#### GOAL
Write out exactly the lines from the one containing "Read out every word on this page." through the last line of the records below, including both.

(Source records)
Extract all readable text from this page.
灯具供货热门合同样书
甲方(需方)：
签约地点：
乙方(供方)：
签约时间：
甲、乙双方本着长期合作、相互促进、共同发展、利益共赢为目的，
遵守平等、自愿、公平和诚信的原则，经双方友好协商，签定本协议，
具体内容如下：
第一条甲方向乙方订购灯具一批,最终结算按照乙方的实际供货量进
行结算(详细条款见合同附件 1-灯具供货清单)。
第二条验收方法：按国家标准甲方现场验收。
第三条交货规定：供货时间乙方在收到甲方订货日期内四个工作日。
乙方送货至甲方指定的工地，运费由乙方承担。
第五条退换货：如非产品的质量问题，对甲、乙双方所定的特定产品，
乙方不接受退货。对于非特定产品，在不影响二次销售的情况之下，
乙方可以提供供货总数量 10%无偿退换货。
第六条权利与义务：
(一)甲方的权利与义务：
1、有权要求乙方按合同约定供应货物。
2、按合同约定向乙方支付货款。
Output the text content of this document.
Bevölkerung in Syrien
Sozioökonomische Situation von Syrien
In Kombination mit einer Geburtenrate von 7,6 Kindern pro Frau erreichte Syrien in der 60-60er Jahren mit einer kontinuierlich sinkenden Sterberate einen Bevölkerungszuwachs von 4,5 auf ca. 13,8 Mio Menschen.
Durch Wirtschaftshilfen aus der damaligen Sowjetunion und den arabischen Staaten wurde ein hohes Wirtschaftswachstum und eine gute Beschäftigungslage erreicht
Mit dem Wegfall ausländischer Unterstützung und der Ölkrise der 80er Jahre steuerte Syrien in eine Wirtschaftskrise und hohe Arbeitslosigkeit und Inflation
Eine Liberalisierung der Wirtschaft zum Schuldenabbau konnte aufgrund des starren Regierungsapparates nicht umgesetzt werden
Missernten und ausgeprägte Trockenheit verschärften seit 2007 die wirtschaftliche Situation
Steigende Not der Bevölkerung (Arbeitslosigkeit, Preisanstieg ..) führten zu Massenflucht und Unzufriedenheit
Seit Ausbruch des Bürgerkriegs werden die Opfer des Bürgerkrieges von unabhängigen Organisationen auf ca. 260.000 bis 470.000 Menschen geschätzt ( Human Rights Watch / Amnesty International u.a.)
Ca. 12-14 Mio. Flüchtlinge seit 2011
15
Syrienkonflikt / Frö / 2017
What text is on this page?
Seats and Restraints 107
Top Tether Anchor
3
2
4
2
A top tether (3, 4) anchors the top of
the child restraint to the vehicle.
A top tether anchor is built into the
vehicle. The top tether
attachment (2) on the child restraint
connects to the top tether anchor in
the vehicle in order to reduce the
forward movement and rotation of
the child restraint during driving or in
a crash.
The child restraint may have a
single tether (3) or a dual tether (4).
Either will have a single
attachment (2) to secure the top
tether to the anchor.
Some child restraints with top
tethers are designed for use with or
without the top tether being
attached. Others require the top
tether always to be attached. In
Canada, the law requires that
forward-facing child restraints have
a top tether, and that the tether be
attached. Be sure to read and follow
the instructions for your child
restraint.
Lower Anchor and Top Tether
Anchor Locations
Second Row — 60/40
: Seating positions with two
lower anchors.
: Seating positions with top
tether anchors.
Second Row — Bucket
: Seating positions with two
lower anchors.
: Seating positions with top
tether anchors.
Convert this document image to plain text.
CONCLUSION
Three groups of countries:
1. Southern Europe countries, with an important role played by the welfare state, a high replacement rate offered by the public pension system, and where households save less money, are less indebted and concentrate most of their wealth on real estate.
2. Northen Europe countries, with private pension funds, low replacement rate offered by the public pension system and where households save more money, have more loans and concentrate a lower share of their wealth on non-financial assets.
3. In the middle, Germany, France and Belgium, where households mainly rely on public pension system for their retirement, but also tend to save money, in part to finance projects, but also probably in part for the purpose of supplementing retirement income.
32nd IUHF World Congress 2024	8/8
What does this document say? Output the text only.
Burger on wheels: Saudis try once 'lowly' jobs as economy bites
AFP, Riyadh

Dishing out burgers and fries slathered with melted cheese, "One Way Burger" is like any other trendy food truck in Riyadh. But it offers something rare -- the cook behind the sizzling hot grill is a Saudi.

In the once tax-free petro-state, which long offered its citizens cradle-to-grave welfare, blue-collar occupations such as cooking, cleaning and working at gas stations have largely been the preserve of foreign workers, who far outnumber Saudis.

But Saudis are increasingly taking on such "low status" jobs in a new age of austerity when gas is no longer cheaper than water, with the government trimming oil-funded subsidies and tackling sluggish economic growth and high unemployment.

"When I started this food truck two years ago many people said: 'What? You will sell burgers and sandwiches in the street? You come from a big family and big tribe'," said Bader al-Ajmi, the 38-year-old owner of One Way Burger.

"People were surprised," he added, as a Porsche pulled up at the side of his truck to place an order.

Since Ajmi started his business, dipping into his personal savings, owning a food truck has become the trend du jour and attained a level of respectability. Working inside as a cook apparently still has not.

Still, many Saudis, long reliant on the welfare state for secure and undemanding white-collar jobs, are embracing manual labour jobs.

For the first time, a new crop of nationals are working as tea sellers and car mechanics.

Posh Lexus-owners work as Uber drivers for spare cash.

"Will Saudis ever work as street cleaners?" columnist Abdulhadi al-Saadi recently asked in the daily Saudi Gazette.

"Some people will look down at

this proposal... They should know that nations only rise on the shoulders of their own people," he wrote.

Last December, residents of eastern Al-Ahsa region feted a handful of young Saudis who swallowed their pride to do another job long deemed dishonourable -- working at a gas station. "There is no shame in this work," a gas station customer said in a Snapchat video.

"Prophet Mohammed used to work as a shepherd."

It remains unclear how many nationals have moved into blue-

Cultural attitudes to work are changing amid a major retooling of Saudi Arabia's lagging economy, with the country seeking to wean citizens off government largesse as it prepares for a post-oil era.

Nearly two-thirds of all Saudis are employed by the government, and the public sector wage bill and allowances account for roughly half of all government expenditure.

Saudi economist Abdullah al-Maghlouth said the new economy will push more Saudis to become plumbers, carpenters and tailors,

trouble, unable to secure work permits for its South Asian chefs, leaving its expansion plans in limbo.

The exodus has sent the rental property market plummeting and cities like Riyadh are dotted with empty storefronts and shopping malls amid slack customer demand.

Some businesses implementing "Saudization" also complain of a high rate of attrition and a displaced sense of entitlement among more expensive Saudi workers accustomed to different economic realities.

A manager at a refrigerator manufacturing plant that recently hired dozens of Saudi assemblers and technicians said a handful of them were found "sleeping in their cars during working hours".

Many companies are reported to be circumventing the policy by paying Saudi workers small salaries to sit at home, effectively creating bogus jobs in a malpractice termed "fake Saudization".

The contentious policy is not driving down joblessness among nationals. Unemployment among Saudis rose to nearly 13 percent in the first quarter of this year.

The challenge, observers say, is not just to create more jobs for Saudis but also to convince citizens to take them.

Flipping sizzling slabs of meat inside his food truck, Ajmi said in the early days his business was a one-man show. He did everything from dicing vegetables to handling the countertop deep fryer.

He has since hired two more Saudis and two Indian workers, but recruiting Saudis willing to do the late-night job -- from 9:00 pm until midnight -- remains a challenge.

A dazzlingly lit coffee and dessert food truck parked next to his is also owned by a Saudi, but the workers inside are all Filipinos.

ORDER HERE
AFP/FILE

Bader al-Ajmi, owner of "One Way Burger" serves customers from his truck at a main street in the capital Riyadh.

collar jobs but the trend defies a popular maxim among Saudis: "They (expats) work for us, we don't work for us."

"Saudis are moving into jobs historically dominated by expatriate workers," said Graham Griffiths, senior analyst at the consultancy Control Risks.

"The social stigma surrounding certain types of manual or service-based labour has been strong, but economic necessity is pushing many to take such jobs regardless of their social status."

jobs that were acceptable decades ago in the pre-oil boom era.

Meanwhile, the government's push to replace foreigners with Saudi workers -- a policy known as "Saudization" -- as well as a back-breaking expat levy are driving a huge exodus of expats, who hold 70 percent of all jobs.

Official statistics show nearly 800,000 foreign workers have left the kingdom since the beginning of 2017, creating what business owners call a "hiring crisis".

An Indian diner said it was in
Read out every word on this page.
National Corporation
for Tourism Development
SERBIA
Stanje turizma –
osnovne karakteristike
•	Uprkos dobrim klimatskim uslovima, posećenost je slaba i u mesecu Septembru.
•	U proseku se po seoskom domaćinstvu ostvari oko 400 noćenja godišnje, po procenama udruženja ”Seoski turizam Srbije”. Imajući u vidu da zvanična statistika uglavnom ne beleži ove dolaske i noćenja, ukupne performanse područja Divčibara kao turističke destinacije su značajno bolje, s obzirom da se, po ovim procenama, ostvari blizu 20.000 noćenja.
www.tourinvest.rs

#### EXPECTED ANSWER
Read out every word on this page.
National Corporation
for Tourism Development
SERBIA
Stanje turizma –
osnovne karakteristike
•	Uprkos dobrim klimatskim uslovima, posećenost je slaba i u mesecu Septembru.
•	U proseku se po seoskom domaćinstvu ostvari oko 400 noćenja godišnje, po procenama udruženja ”Seoski turizam Srbije”. Imajući u vidu da zvanična statistika uglavnom ne beleži ove dolaske i noćenja, ukupne performanse područja Divčibara kao turističke destinacije su značajno bolje, s obzirom da se, po ovim procenama, ostvari blizu 20.000 noćenja.
www.tourinvest.rs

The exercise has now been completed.